Find how many lines in the material contain "title"; your answer should be that number alone.
[Start of MATERIAL FOR THE TASK]
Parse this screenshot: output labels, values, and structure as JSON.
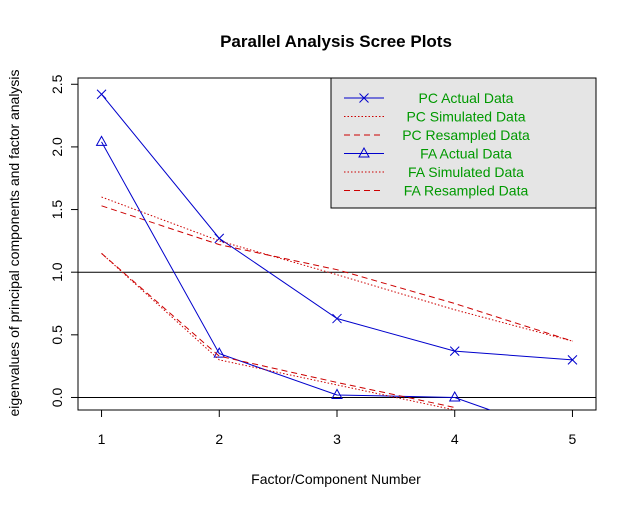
{
  "chart_data": {
    "type": "line",
    "title": "Parallel Analysis Scree Plots",
    "xlabel": "Factor/Component Number",
    "ylabel": "eigenvalues of principal components and factor analysis",
    "xlim": [
      0.8,
      5.2
    ],
    "ylim": [
      -0.1,
      2.55
    ],
    "x_ticks": [
      1,
      2,
      3,
      4,
      5
    ],
    "y_ticks": [
      0.0,
      0.5,
      1.0,
      1.5,
      2.0,
      2.5
    ],
    "y_tick_labels": [
      "0.0",
      "0.5",
      "1.0",
      "1.5",
      "2.0",
      "2.5"
    ],
    "reference_lines": [
      1.0,
      0.0
    ],
    "legend_position": "top-right",
    "legend_background": "#e5e5e5",
    "series": [
      {
        "name": "PC  Actual Data",
        "color": "#0000cc",
        "style": "solid",
        "marker": "x",
        "x": [
          1,
          2,
          3,
          4,
          5
        ],
        "y": [
          2.42,
          1.27,
          0.63,
          0.37,
          0.3
        ]
      },
      {
        "name": "PC  Simulated Data",
        "color": "#cc0000",
        "style": "dotted",
        "marker": "",
        "x": [
          1,
          2,
          3,
          4,
          5
        ],
        "y": [
          1.6,
          1.25,
          0.98,
          0.7,
          0.45
        ]
      },
      {
        "name": "PC  Resampled Data",
        "color": "#cc0000",
        "style": "dashed",
        "marker": "",
        "x": [
          1,
          2,
          3,
          4,
          5
        ],
        "y": [
          1.53,
          1.22,
          1.02,
          0.75,
          0.45
        ]
      },
      {
        "name": "FA  Actual Data",
        "color": "#0000cc",
        "style": "solid",
        "marker": "triangle",
        "x": [
          1,
          2,
          3,
          4,
          4.3
        ],
        "y": [
          2.04,
          0.35,
          0.02,
          0.0,
          -0.1
        ]
      },
      {
        "name": "FA  Simulated Data",
        "color": "#cc0000",
        "style": "dotted",
        "marker": "",
        "x": [
          1,
          2,
          3,
          4
        ],
        "y": [
          1.15,
          0.3,
          0.1,
          -0.1
        ]
      },
      {
        "name": "FA  Resampled Data",
        "color": "#cc0000",
        "style": "dashed",
        "marker": "",
        "x": [
          1,
          2,
          3,
          4
        ],
        "y": [
          1.15,
          0.33,
          0.12,
          -0.08
        ]
      }
    ],
    "legend_text_color": "#009900"
  }
}
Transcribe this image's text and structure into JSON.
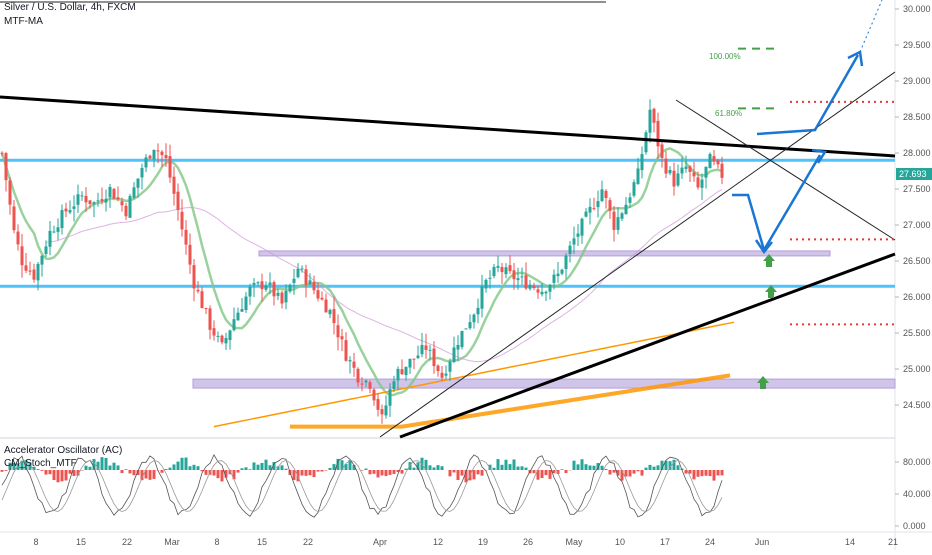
{
  "header": {
    "symbol_line": "Silver / U.S. Dollar, 4h, FXCM",
    "indicator_line": "MTF-MA"
  },
  "subpanel": {
    "indicator1": "Accelerator Oscillator (AC)",
    "indicator2": "CM_Stoch_MTF"
  },
  "price_axis": {
    "ticks": [
      "30.000",
      "29.500",
      "29.000",
      "28.500",
      "28.000",
      "27.500",
      "27.000",
      "26.500",
      "26.000",
      "25.500",
      "25.000",
      "24.500"
    ],
    "current_price": "27.693"
  },
  "osc_axis": {
    "ticks": [
      "80.000",
      "40.000",
      "0.000"
    ]
  },
  "time_axis": {
    "ticks": [
      "8",
      "15",
      "22",
      "Mar",
      "8",
      "15",
      "22",
      "Apr",
      "12",
      "19",
      "26",
      "May",
      "10",
      "17",
      "24",
      "Jun",
      "14",
      "21"
    ]
  },
  "fib": {
    "level_100": "100.00%",
    "level_618": "61.80%"
  },
  "colors": {
    "background": "#ffffff",
    "bull_candle": "#26a69a",
    "bear_candle": "#ef5350",
    "support_cyan": "#4fc3f7",
    "zone_purple": "#b39ddb",
    "trendline_black": "#000000",
    "ma_green": "#81c784",
    "ma_orange": "#ff9800",
    "projection_blue": "#1976d2",
    "target_green": "#43a047",
    "target_red_dotted": "#e53935",
    "price_tag": "#26a69a"
  },
  "chart_data": {
    "type": "candlestick",
    "title": "Silver / U.S. Dollar, 4h, FXCM",
    "ylim": [
      24.2,
      30.1
    ],
    "y_ticks": [
      30.0,
      29.5,
      29.0,
      28.5,
      28.0,
      27.5,
      27.0,
      26.5,
      26.0,
      25.5,
      25.0,
      24.5
    ],
    "x_ticks": [
      "8",
      "15",
      "22",
      "Mar",
      "8",
      "15",
      "22",
      "Apr",
      "12",
      "19",
      "26",
      "May",
      "10",
      "17",
      "24",
      "Jun",
      "14",
      "21"
    ],
    "last_price": 27.693,
    "close_path": [
      {
        "t": 0,
        "p": 28.0
      },
      {
        "t": 3,
        "p": 26.9
      },
      {
        "t": 5,
        "p": 26.5
      },
      {
        "t": 8,
        "p": 26.3
      },
      {
        "t": 12,
        "p": 26.9
      },
      {
        "t": 16,
        "p": 27.2
      },
      {
        "t": 20,
        "p": 27.4
      },
      {
        "t": 23,
        "p": 27.3
      },
      {
        "t": 27,
        "p": 27.5
      },
      {
        "t": 31,
        "p": 27.2
      },
      {
        "t": 35,
        "p": 27.8
      },
      {
        "t": 38,
        "p": 28.1
      },
      {
        "t": 41,
        "p": 27.9
      },
      {
        "t": 44,
        "p": 27.2
      },
      {
        "t": 48,
        "p": 26.2
      },
      {
        "t": 52,
        "p": 25.6
      },
      {
        "t": 55,
        "p": 25.3
      },
      {
        "t": 58,
        "p": 25.7
      },
      {
        "t": 62,
        "p": 26.1
      },
      {
        "t": 66,
        "p": 26.2
      },
      {
        "t": 70,
        "p": 25.9
      },
      {
        "t": 74,
        "p": 26.4
      },
      {
        "t": 78,
        "p": 26.1
      },
      {
        "t": 82,
        "p": 25.8
      },
      {
        "t": 86,
        "p": 25.2
      },
      {
        "t": 89,
        "p": 24.9
      },
      {
        "t": 92,
        "p": 24.8
      },
      {
        "t": 95,
        "p": 24.3
      },
      {
        "t": 98,
        "p": 24.9
      },
      {
        "t": 102,
        "p": 25.1
      },
      {
        "t": 106,
        "p": 25.3
      },
      {
        "t": 110,
        "p": 24.9
      },
      {
        "t": 114,
        "p": 25.4
      },
      {
        "t": 118,
        "p": 25.8
      },
      {
        "t": 121,
        "p": 26.2
      },
      {
        "t": 124,
        "p": 26.4
      },
      {
        "t": 127,
        "p": 26.3
      },
      {
        "t": 131,
        "p": 26.2
      },
      {
        "t": 135,
        "p": 26.1
      },
      {
        "t": 139,
        "p": 26.3
      },
      {
        "t": 143,
        "p": 26.8
      },
      {
        "t": 147,
        "p": 27.2
      },
      {
        "t": 150,
        "p": 27.5
      },
      {
        "t": 153,
        "p": 27.0
      },
      {
        "t": 156,
        "p": 27.3
      },
      {
        "t": 159,
        "p": 27.7
      },
      {
        "t": 162,
        "p": 28.6
      },
      {
        "t": 165,
        "p": 27.9
      },
      {
        "t": 168,
        "p": 27.6
      },
      {
        "t": 171,
        "p": 27.8
      },
      {
        "t": 174,
        "p": 27.5
      },
      {
        "t": 177,
        "p": 27.9
      },
      {
        "t": 180,
        "p": 27.693
      }
    ],
    "levels": {
      "horizontal_support": [
        27.9,
        26.15
      ],
      "zones": [
        [
          26.58,
          26.64
        ],
        [
          24.74,
          24.86
        ]
      ],
      "targets_green_dashed": [
        29.45,
        28.62
      ],
      "targets_red_dotted": [
        28.71,
        26.8,
        25.62
      ]
    },
    "fib_labels": [
      "100.00%",
      "61.80%"
    ],
    "projection": [
      27.4,
      26.6,
      28.0,
      29.4
    ],
    "oscillator": {
      "name": "Accelerator Oscillator (AC)",
      "ylim": [
        0,
        100
      ],
      "ticks": [
        80,
        40,
        0
      ]
    }
  }
}
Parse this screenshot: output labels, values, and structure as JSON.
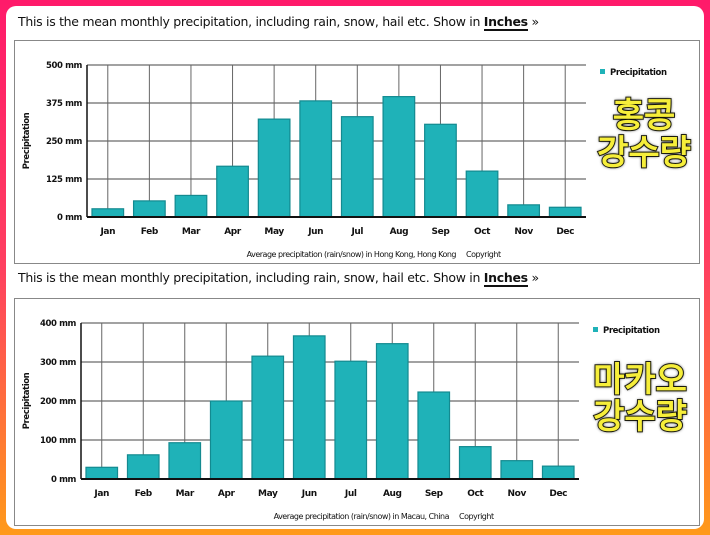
{
  "charts_header": {
    "intro_text": "This is the mean monthly precipitation, including rain, snow, hail etc. Show in ",
    "unit_link": "Inches",
    "unit_arrow": "»"
  },
  "overlays": {
    "hong_kong": "홍콩 강수량",
    "macau": "마카오 강수량"
  },
  "colors": {
    "bar": "#1fb2b8",
    "bar_edge": "#138a90",
    "border_top": "#ff1a6a",
    "border_bottom": "#ff9a1a",
    "overlay_text": "#f6ee3a"
  },
  "chart_data": [
    {
      "type": "bar",
      "title": "",
      "xlabel": "Average precipitation (rain/snow) in Hong Kong, Hong Kong",
      "copyright": "Copyright",
      "ylabel": "Precipitation",
      "legend": {
        "label": "Precipitation",
        "position": "top-right"
      },
      "categories": [
        "Jan",
        "Feb",
        "Mar",
        "Apr",
        "May",
        "Jun",
        "Jul",
        "Aug",
        "Sep",
        "Oct",
        "Nov",
        "Dec"
      ],
      "series": [
        {
          "name": "Precipitation",
          "values": [
            27,
            53,
            71,
            167,
            322,
            382,
            330,
            396,
            305,
            151,
            40,
            32
          ]
        }
      ],
      "ylim": [
        0,
        500
      ],
      "yticks": [
        0,
        125,
        250,
        375,
        500
      ],
      "ytick_labels": [
        "0 mm",
        "125 mm",
        "250 mm",
        "375 mm",
        "500 mm"
      ],
      "grid": true
    },
    {
      "type": "bar",
      "title": "",
      "xlabel": "Average precipitation (rain/snow) in Macau, China",
      "copyright": "Copyright",
      "ylabel": "Precipitation",
      "legend": {
        "label": "Precipitation",
        "position": "top-right"
      },
      "categories": [
        "Jan",
        "Feb",
        "Mar",
        "Apr",
        "May",
        "Jun",
        "Jul",
        "Aug",
        "Sep",
        "Oct",
        "Nov",
        "Dec"
      ],
      "series": [
        {
          "name": "Precipitation",
          "values": [
            30,
            62,
            93,
            200,
            315,
            367,
            302,
            347,
            223,
            83,
            47,
            33
          ]
        }
      ],
      "ylim": [
        0,
        400
      ],
      "yticks": [
        0,
        100,
        200,
        300,
        400
      ],
      "ytick_labels": [
        "0 mm",
        "100 mm",
        "200 mm",
        "300 mm",
        "400 mm"
      ],
      "grid": true
    }
  ]
}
[End of MATERIAL FOR THE TASK]
> [WRITTEN ANSWER]: 4